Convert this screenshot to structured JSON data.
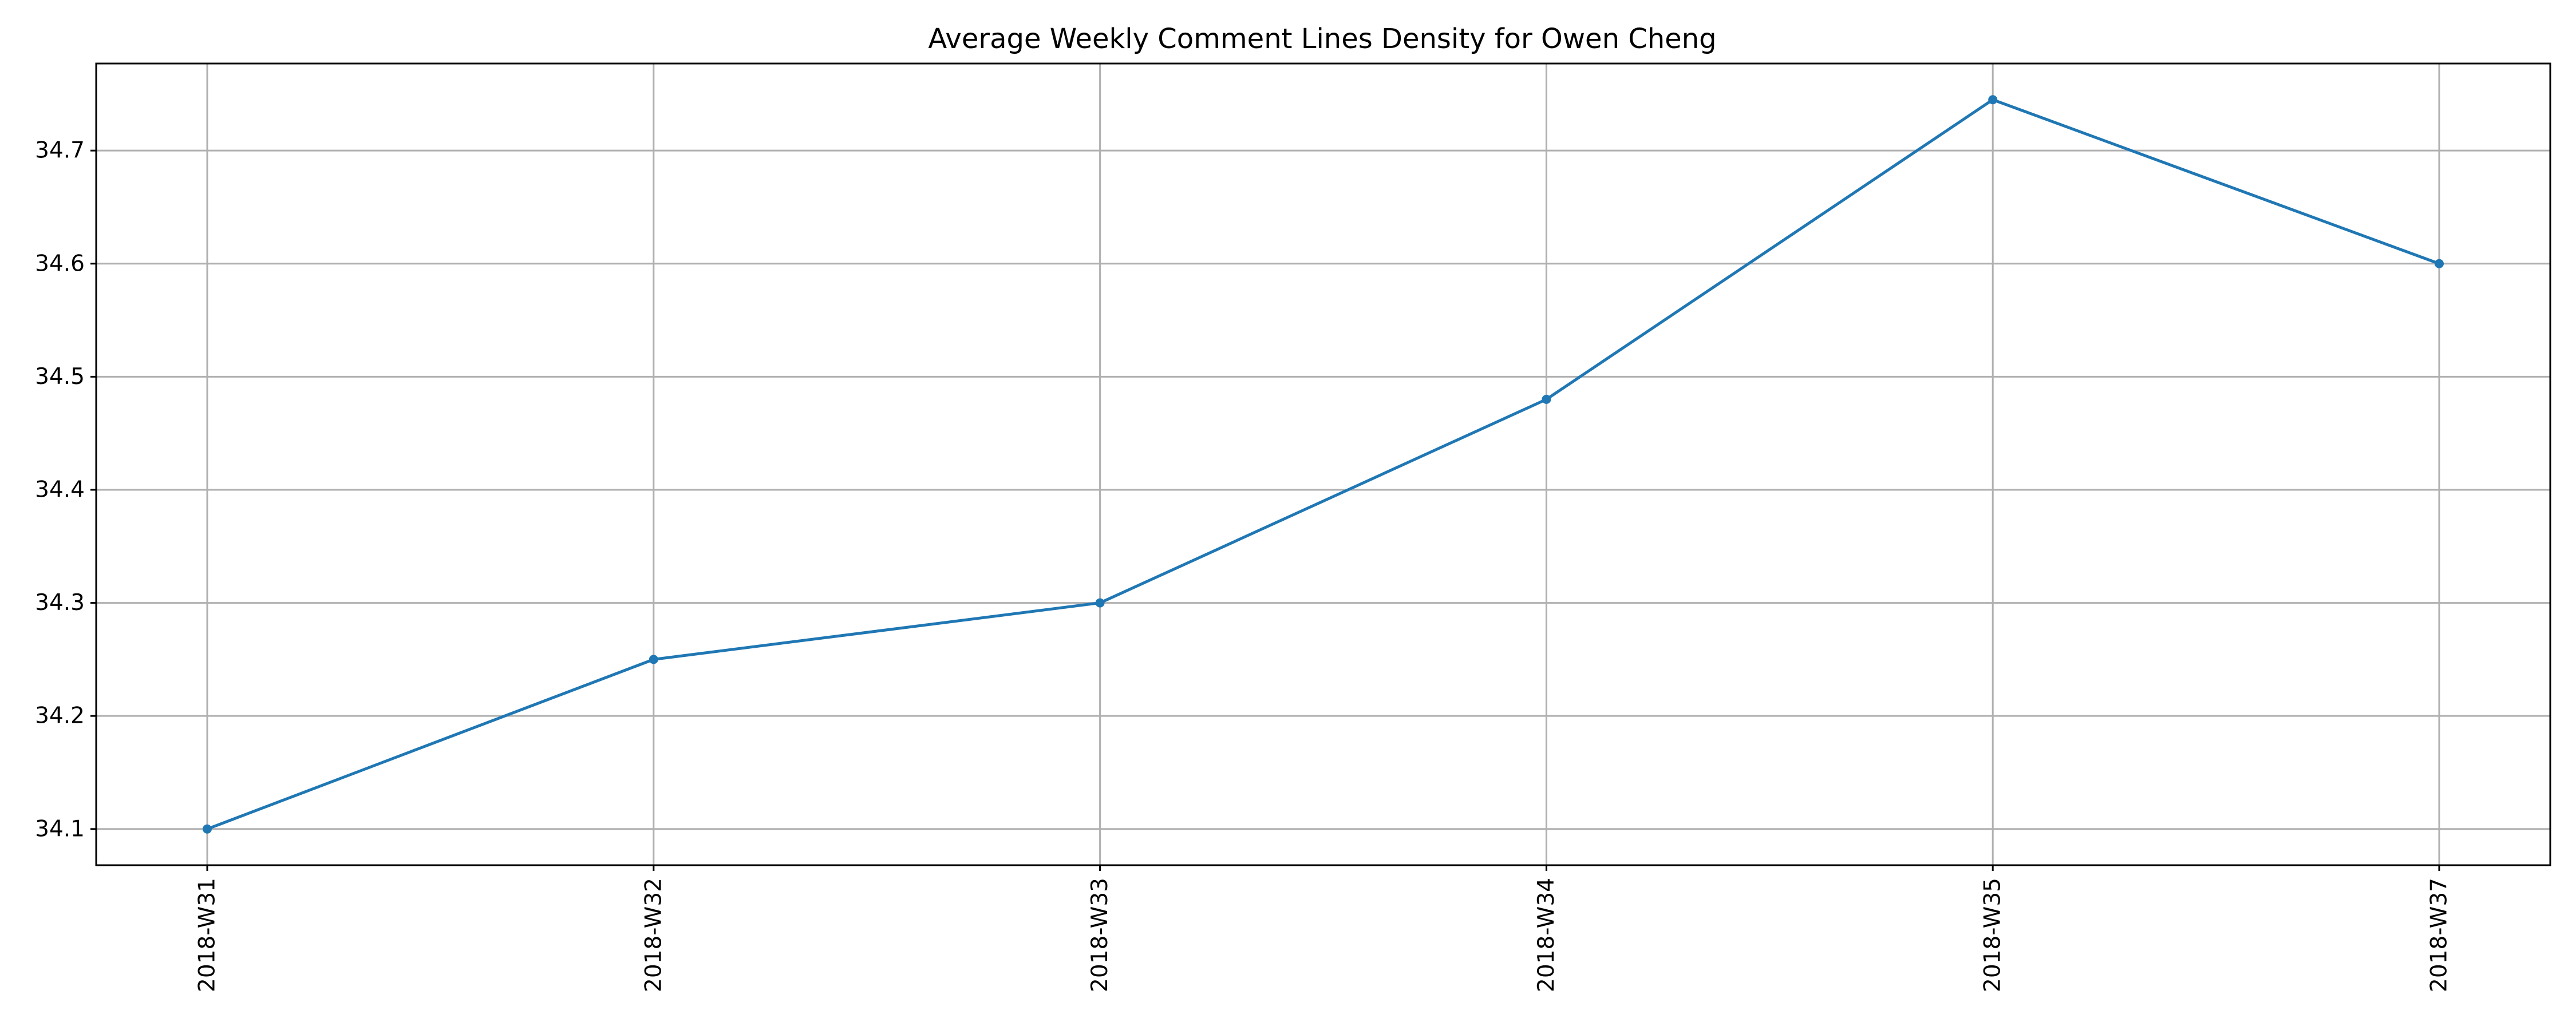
{
  "chart_data": {
    "type": "line",
    "title": "Average Weekly Comment Lines Density for Owen Cheng",
    "xlabel": "",
    "ylabel": "",
    "categories": [
      "2018-W31",
      "2018-W32",
      "2018-W33",
      "2018-W34",
      "2018-W35",
      "2018-W37"
    ],
    "series": [
      {
        "values": [
          34.1,
          34.25,
          34.3,
          34.48,
          34.745,
          34.6
        ],
        "color": "#1f77b4",
        "marker": "circle"
      }
    ],
    "ylim": [
      34.068,
      34.777
    ],
    "yticks": [
      34.1,
      34.2,
      34.3,
      34.4,
      34.5,
      34.6,
      34.7
    ],
    "ytick_labels": [
      "34.1",
      "34.2",
      "34.3",
      "34.4",
      "34.5",
      "34.6",
      "34.7"
    ],
    "grid": true,
    "legend": "none"
  }
}
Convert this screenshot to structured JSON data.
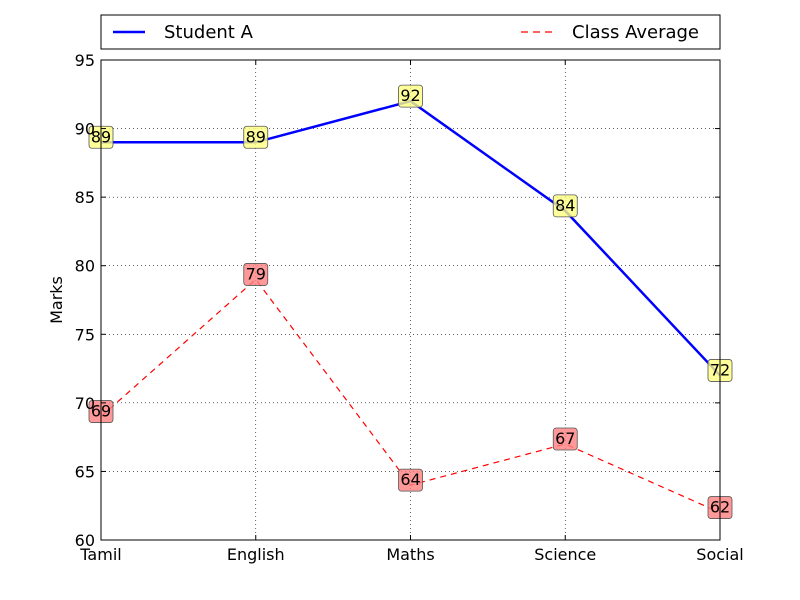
{
  "chart_data": {
    "type": "line",
    "title": "",
    "xlabel": "",
    "ylabel": "Marks",
    "categories": [
      "Tamil",
      "English",
      "Maths",
      "Science",
      "Social"
    ],
    "ylim": [
      60,
      95
    ],
    "yticks": [
      60,
      65,
      70,
      75,
      80,
      85,
      90,
      95
    ],
    "grid": true,
    "legend_position": "top",
    "series": [
      {
        "name": "Student A",
        "values": [
          89,
          89,
          92,
          84,
          72
        ],
        "color": "#0000ff",
        "style": "solid",
        "label_bg": "#ffff80"
      },
      {
        "name": "Class Average",
        "values": [
          69,
          79,
          64,
          67,
          62
        ],
        "color": "#ff0000",
        "style": "dashed",
        "label_bg": "#ff8080"
      }
    ]
  }
}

━━━━

● **EXERCISE DETAILS**
Find the lines above holding the word "color" and show them.

● **REPLY TO THE EXERCISE**
        "color": "#1f77b4",
        "color": "#0000ff",
        "color": "#ff0000",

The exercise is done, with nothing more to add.